** Opening Page text block **
At the King Hussein border between Jordan and Israel on Tuesday, Brig. Gen. and army spokesperson Mustafa Al-Hayari said the medical convoy followed “a royal directive” by King Abdullah II, who in a Feb. 11 White House meeting with Trump had announced that Jordan was “ready to receive 2,000 children to complete their treatment in the kingdom.”
Trump described the move during the meeting as “a beautiful gesture.”
King Abdullah II also joined other Arab leaders on March 4 to support an Egyptian plan to spend $53 billion (€49.6 billion) to rebuild Gaza by 2030 and to set up a new transitional government to replace Hamas.
Three weeks after the White House meeting, the first helicopters and ambulances left Gaza to cross Israel and the West Bank into Jordan after being delayed for a few days amid a tenuous ceasefire between Israel and Hamas. The children and their escorts will stay for the duration of their treatment before being sent home, according to Jordanian authorities.
Avoiding a greater danger
Since taking office in January, the U.S. president has repeatedly floated a plan, supported by the Israeli right, to forcibly move millions of Palestinians from Gaza to Jordan and Egypt, in violation of international law. Both countries fear the initiative could destabilize them internally.
Jordan is on particularly high alert. Authorities fear that any new transfer of Palestinians to their territory, where more than half of the population is Palestinian or of Palestinian descent, would prompt serious unrest. They worry it would not only upset the country’s delicate demographic balance, but also effectively mark the end of a two-state solution, fueling anger across the country. Jordan also regards illegal population displacement as a red line in its peace treaty with Israel.
“The strategy Jordan is following is not to confront Trump publicly in any way, because that’s not going to achieve results, but to explain to him and to the administration the dangers of any mass transfer of Palestinians out of Gaza and into Jordan or Egypt,” said Marwan Muasher, Jordan’s former foreign minister and now vice president of studies for the Washington-based Carnegie Endowment for International Peace think tank.
** Closing Page text block **
** Opening Provided material block **
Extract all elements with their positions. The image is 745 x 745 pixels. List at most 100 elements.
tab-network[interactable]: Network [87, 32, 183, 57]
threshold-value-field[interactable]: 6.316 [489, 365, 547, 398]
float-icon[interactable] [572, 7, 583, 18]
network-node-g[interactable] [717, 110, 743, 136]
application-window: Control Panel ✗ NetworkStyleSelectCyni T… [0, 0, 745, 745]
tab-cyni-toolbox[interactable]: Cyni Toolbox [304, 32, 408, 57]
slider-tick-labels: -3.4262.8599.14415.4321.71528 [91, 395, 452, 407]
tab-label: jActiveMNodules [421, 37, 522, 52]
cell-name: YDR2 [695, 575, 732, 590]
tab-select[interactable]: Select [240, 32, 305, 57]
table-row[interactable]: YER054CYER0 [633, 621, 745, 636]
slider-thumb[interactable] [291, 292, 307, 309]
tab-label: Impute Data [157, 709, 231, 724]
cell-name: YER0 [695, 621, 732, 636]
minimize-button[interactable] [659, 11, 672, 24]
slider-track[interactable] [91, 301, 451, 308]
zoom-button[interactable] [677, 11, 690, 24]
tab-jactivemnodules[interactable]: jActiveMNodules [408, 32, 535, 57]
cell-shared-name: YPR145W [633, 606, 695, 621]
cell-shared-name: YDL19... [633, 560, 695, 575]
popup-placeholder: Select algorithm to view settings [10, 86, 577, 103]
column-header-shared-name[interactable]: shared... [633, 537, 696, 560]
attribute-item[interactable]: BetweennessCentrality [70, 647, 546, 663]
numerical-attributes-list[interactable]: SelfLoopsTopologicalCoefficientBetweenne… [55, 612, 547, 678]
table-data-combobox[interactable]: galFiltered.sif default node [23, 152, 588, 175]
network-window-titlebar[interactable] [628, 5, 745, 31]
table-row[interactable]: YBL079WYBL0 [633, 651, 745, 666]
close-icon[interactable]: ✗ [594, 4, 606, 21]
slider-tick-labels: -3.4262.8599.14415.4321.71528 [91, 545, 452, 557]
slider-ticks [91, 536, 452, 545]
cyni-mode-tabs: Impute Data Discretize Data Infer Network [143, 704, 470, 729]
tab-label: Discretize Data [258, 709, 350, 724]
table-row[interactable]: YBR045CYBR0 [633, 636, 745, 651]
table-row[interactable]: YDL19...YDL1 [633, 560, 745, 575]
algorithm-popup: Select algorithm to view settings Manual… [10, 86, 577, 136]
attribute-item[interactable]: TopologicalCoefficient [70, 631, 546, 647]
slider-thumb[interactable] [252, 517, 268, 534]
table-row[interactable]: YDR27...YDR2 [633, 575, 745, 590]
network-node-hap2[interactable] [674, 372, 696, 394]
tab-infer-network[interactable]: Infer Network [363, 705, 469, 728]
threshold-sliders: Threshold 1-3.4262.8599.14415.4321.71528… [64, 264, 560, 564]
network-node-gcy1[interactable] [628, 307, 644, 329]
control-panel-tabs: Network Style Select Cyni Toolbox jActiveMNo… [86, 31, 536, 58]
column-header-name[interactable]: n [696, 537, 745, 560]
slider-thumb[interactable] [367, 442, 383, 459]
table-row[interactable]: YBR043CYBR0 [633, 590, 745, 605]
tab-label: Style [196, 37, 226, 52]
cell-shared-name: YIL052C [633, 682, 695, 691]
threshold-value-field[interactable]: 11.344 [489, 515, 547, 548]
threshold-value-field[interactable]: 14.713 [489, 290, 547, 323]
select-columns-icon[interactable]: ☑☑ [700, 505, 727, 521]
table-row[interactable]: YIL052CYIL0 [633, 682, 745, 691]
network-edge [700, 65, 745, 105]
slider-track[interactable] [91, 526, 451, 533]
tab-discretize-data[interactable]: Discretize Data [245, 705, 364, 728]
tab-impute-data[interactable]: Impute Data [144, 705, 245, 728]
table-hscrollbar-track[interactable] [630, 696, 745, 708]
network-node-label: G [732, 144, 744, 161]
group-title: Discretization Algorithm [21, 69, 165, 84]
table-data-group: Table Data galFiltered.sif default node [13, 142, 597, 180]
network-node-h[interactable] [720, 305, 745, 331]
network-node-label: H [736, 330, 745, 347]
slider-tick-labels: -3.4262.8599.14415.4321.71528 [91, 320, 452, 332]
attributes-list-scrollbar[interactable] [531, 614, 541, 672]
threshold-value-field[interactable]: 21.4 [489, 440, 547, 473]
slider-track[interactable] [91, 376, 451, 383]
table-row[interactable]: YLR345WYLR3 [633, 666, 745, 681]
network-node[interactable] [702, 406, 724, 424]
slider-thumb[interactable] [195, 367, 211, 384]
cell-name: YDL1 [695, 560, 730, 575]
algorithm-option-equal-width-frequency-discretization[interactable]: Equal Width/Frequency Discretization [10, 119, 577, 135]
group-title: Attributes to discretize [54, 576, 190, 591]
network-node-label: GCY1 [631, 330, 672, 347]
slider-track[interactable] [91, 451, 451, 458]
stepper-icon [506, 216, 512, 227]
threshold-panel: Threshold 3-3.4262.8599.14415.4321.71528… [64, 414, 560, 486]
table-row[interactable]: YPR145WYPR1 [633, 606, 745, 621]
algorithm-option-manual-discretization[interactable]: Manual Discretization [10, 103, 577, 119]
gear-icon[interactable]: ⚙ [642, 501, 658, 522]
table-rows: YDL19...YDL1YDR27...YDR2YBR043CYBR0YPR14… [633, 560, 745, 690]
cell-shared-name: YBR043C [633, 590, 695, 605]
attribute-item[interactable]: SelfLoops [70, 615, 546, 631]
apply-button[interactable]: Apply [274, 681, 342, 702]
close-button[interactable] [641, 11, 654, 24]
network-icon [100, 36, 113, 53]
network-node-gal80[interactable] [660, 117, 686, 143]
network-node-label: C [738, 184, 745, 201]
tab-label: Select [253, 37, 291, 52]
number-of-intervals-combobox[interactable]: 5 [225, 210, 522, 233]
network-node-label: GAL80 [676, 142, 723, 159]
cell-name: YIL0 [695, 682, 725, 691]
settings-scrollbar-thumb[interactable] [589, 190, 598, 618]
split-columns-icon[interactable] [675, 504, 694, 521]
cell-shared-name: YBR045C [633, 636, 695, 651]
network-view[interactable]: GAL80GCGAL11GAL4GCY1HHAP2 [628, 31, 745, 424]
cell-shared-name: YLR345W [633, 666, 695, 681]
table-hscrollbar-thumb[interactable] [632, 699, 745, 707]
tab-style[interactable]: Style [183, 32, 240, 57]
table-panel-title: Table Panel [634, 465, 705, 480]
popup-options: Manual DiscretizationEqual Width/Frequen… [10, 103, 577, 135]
** Closing Provided material block **
* **Activity list**:
a – List every person named in the passage on Jordan and Gaza.
b – Answer from the passage on Jordan and Gaza:
(i) How many children did Jordan say it was ready to receive for treatment?
(ii) By what year was the Egyptian plan meant to rebuild Gaza?
(iii) What share of Jordan's population is Palestinian or of Palestinian descent?
c – Extend the passage on Jordan and Gaza, picking up after its final sentence.

* **Results for each task**:
a – Mustafa Al-Hayari, King Abdullah II, Trump, Marwan Muasher

b –
(i) 2,000
(ii) 2030
(iii) More than half

c –
Jordan also has many “friends” across U.S. institutions “whom it relies on, at least to contain [these] unexpected, unpredictable movements of a bull in a china shop,” said Oraib Al Rantawi, director general of the Al Quds Center for Political Studies.
It’s unclear if Jordan’s efforts alongside other Arab countries to thwart Trump’s Gaza plan will succeed. The Trump administration rejected the Arab proposal on March 4 as unworkable and has cut 90 percent of contracts through its USAID aid agency. It’s not clear what impact this will have on Jordan’s yearly $1.4 billion (€1.3 billion) aid package.
Analysts said that while Trump is unlikely to follow through on the mass transfer of Gaza Palestinians to Jordan, Amman ought to strengthen international alliances and bilateral relations with regional heavyweights such as Saudi Arabia. Only by recruiting regional support and carefully engaging with Trump could Jordan avoid a far greater threat to the country: That Washington might use its Gaza proposal as a template for other Palestinian populations.
Trump’s Gaza plan “is not realistic, but the question for Jordan is not Gaza, frankly, it’s the West Bank,” Muasher said.
Trump has not yet officially taken a position on the West Bank in his second mandate. In light of his first peace plan for Israel and Palestine in 2020, Muasher said it wasn’t “unlikely” that Washington would back attempts by the Israeli government to significantly expand its illegal annexation of the West Bank.
Israel deployed tanks to the occupied West Bank on Feb. 24 for the first time in two decades amid intensified military operations that have displaced at least 40,000 Palestinians from their homes, according to the U.N.
“That’s what Jordan is worried about: That any mass transfer of Palestinians from Gaza might set a precedent for what might happen in the West Bank,” Muasher said.